_EXERCISE DIRECTIONS_
Transcribe the material in full, exactly as written.

***** SOURCE MATERIAL *****

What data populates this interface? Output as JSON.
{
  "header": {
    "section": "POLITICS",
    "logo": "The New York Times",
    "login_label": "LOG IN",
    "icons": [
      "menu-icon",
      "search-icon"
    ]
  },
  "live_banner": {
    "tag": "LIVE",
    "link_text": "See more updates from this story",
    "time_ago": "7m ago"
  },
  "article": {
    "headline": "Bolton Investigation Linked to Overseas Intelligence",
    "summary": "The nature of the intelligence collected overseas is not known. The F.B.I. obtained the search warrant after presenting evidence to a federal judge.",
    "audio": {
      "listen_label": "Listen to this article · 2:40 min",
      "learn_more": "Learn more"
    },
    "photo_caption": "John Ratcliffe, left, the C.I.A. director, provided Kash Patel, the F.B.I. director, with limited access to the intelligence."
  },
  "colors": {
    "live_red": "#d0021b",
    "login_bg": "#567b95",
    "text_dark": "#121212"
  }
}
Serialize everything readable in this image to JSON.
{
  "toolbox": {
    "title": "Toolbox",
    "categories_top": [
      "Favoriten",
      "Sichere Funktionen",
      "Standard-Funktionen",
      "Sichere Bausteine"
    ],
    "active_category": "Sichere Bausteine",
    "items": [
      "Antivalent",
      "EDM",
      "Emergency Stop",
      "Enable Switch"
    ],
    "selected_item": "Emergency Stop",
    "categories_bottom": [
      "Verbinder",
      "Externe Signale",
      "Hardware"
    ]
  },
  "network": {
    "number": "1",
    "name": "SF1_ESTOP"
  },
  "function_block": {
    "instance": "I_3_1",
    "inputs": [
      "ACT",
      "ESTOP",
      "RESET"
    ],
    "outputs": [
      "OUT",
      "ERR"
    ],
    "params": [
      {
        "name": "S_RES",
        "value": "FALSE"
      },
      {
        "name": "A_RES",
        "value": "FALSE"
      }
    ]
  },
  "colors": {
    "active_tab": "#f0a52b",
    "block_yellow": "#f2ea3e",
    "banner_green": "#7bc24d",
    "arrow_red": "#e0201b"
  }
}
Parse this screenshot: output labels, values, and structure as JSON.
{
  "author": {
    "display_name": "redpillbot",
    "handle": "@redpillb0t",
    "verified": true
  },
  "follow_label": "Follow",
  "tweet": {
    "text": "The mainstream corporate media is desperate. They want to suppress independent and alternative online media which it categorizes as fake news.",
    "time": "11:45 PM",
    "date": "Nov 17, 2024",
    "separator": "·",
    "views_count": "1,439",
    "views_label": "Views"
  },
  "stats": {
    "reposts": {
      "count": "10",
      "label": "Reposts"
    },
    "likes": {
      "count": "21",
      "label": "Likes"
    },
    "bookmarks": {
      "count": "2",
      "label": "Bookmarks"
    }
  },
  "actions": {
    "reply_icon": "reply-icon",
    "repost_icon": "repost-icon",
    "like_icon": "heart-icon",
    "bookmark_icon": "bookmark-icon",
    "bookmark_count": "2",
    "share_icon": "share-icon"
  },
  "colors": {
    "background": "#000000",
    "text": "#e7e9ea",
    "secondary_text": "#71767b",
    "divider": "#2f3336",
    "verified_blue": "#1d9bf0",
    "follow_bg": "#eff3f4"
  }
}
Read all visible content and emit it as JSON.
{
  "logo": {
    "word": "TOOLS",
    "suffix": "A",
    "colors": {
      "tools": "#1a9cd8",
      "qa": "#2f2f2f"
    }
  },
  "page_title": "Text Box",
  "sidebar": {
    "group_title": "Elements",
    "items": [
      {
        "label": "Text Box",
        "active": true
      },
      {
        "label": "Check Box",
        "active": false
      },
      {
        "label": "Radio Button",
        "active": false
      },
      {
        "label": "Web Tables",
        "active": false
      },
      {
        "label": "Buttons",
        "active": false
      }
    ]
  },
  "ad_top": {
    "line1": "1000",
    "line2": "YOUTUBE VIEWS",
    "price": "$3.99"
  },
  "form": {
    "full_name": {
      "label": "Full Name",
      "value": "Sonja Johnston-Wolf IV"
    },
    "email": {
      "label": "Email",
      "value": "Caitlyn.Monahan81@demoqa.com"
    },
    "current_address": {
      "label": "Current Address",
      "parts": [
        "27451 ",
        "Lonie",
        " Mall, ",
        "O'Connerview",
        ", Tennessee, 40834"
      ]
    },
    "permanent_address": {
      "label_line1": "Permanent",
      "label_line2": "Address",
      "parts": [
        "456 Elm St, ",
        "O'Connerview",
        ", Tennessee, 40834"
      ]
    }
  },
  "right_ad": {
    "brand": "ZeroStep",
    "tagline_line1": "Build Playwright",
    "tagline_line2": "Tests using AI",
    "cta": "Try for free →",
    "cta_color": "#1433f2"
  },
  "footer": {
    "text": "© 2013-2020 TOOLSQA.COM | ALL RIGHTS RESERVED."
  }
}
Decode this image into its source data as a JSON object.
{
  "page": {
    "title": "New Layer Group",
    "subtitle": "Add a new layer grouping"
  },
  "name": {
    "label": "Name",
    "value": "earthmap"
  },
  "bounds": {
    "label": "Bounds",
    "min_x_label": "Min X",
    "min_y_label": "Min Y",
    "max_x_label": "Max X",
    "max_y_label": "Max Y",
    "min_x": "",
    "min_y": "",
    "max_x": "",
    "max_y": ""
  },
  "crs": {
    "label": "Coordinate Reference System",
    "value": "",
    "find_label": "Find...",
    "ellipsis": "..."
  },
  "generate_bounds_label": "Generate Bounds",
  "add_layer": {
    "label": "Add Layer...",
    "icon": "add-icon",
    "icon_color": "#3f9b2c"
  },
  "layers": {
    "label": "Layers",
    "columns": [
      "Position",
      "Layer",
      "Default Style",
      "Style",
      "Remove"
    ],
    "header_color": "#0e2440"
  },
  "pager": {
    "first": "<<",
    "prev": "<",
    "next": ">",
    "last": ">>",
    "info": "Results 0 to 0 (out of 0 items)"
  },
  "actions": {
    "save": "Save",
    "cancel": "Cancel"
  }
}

*****

_CORRECT RESPONSE_
What data populates this interface? Output as JSON.
{
  "header": {
    "section": "POLITICS",
    "logo": "The New York Times",
    "login_label": "LOG IN",
    "icons": [
      "menu-icon",
      "search-icon"
    ]
  },
  "live_banner": {
    "tag": "LIVE",
    "link_text": "See more updates from this story",
    "time_ago": "7m ago"
  },
  "article": {
    "headline": "Bolton Investigation Linked to Overseas Intelligence",
    "summary": "The nature of the intelligence collected overseas is not known. The F.B.I. obtained the search warrant after presenting evidence to a federal judge.",
    "audio": {
      "listen_label": "Listen to this article · 2:40 min",
      "learn_more": "Learn more"
    },
    "photo_caption": "John Ratcliffe, left, the C.I.A. director, provided Kash Patel, the F.B.I. director, with limited access to the intelligence."
  },
  "colors": {
    "live_red": "#d0021b",
    "login_bg": "#567b95",
    "text_dark": "#121212"
  }
}
Serialize everything readable in this image to JSON.
{
  "toolbox": {
    "title": "Toolbox",
    "categories_top": [
      "Favoriten",
      "Sichere Funktionen",
      "Standard-Funktionen",
      "Sichere Bausteine"
    ],
    "active_category": "Sichere Bausteine",
    "items": [
      "Antivalent",
      "EDM",
      "Emergency Stop",
      "Enable Switch"
    ],
    "selected_item": "Emergency Stop",
    "categories_bottom": [
      "Verbinder",
      "Externe Signale",
      "Hardware"
    ]
  },
  "network": {
    "number": "1",
    "name": "SF1_ESTOP"
  },
  "function_block": {
    "instance": "I_3_1",
    "inputs": [
      "ACT",
      "ESTOP",
      "RESET"
    ],
    "outputs": [
      "OUT",
      "ERR"
    ],
    "params": [
      {
        "name": "S_RES",
        "value": "FALSE"
      },
      {
        "name": "A_RES",
        "value": "FALSE"
      }
    ]
  },
  "colors": {
    "active_tab": "#f0a52b",
    "block_yellow": "#f2ea3e",
    "banner_green": "#7bc24d",
    "arrow_red": "#e0201b"
  }
}
Parse this screenshot: output labels, values, and structure as JSON.
{
  "author": {
    "display_name": "redpillbot",
    "handle": "@redpillb0t",
    "verified": true
  },
  "follow_label": "Follow",
  "tweet": {
    "text": "The mainstream corporate media is desperate. They want to suppress independent and alternative online media which it categorizes as fake news.",
    "time": "11:45 PM",
    "date": "Nov 17, 2024",
    "separator": "·",
    "views_count": "1,439",
    "views_label": "Views"
  },
  "stats": {
    "reposts": {
      "count": "10",
      "label": "Reposts"
    },
    "likes": {
      "count": "21",
      "label": "Likes"
    },
    "bookmarks": {
      "count": "2",
      "label": "Bookmarks"
    }
  },
  "actions": {
    "reply_icon": "reply-icon",
    "repost_icon": "repost-icon",
    "like_icon": "heart-icon",
    "bookmark_icon": "bookmark-icon",
    "bookmark_count": "2",
    "share_icon": "share-icon"
  },
  "colors": {
    "background": "#000000",
    "text": "#e7e9ea",
    "secondary_text": "#71767b",
    "divider": "#2f3336",
    "verified_blue": "#1d9bf0",
    "follow_bg": "#eff3f4"
  }
}
Read all visible content and emit it as JSON.
{
  "logo": {
    "word": "TOOLS",
    "suffix": "A",
    "colors": {
      "tools": "#1a9cd8",
      "qa": "#2f2f2f"
    }
  },
  "page_title": "Text Box",
  "sidebar": {
    "group_title": "Elements",
    "items": [
      {
        "label": "Text Box",
        "active": true
      },
      {
        "label": "Check Box",
        "active": false
      },
      {
        "label": "Radio Button",
        "active": false
      },
      {
        "label": "Web Tables",
        "active": false
      },
      {
        "label": "Buttons",
        "active": false
      }
    ]
  },
  "ad_top": {
    "line1": "1000",
    "line2": "YOUTUBE VIEWS",
    "price": "$3.99"
  },
  "form": {
    "full_name": {
      "label": "Full Name",
      "value": "Sonja Johnston-Wolf IV"
    },
    "email": {
      "label": "Email",
      "value": "Caitlyn.Monahan81@demoqa.com"
    },
    "current_address": {
      "label": "Current Address",
      "parts": [
        "27451 ",
        "Lonie",
        " Mall, ",
        "O'Connerview",
        ", Tennessee, 40834"
      ]
    },
    "permanent_address": {
      "label_line1": "Permanent",
      "label_line2": "Address",
      "parts": [
        "456 Elm St, ",
        "O'Connerview",
        ", Tennessee, 40834"
      ]
    }
  },
  "right_ad": {
    "brand": "ZeroStep",
    "tagline_line1": "Build Playwright",
    "tagline_line2": "Tests using AI",
    "cta": "Try for free →",
    "cta_color": "#1433f2"
  },
  "footer": {
    "text": "© 2013-2020 TOOLSQA.COM | ALL RIGHTS RESERVED."
  }
}
Decode this image into its source data as a JSON object.
{
  "page": {
    "title": "New Layer Group",
    "subtitle": "Add a new layer grouping"
  },
  "name": {
    "label": "Name",
    "value": "earthmap"
  },
  "bounds": {
    "label": "Bounds",
    "min_x_label": "Min X",
    "min_y_label": "Min Y",
    "max_x_label": "Max X",
    "max_y_label": "Max Y",
    "min_x": "",
    "min_y": "",
    "max_x": "",
    "max_y": ""
  },
  "crs": {
    "label": "Coordinate Reference System",
    "value": "",
    "find_label": "Find...",
    "ellipsis": "..."
  },
  "generate_bounds_label": "Generate Bounds",
  "add_layer": {
    "label": "Add Layer...",
    "icon": "add-icon",
    "icon_color": "#3f9b2c"
  },
  "layers": {
    "label": "Layers",
    "columns": [
      "Position",
      "Layer",
      "Default Style",
      "Style",
      "Remove"
    ],
    "header_color": "#0e2440"
  },
  "pager": {
    "first": "<<",
    "prev": "<",
    "next": ">",
    "last": ">>",
    "info": "Results 0 to 0 (out of 0 items)"
  },
  "actions": {
    "save": "Save",
    "cancel": "Cancel"
  }
}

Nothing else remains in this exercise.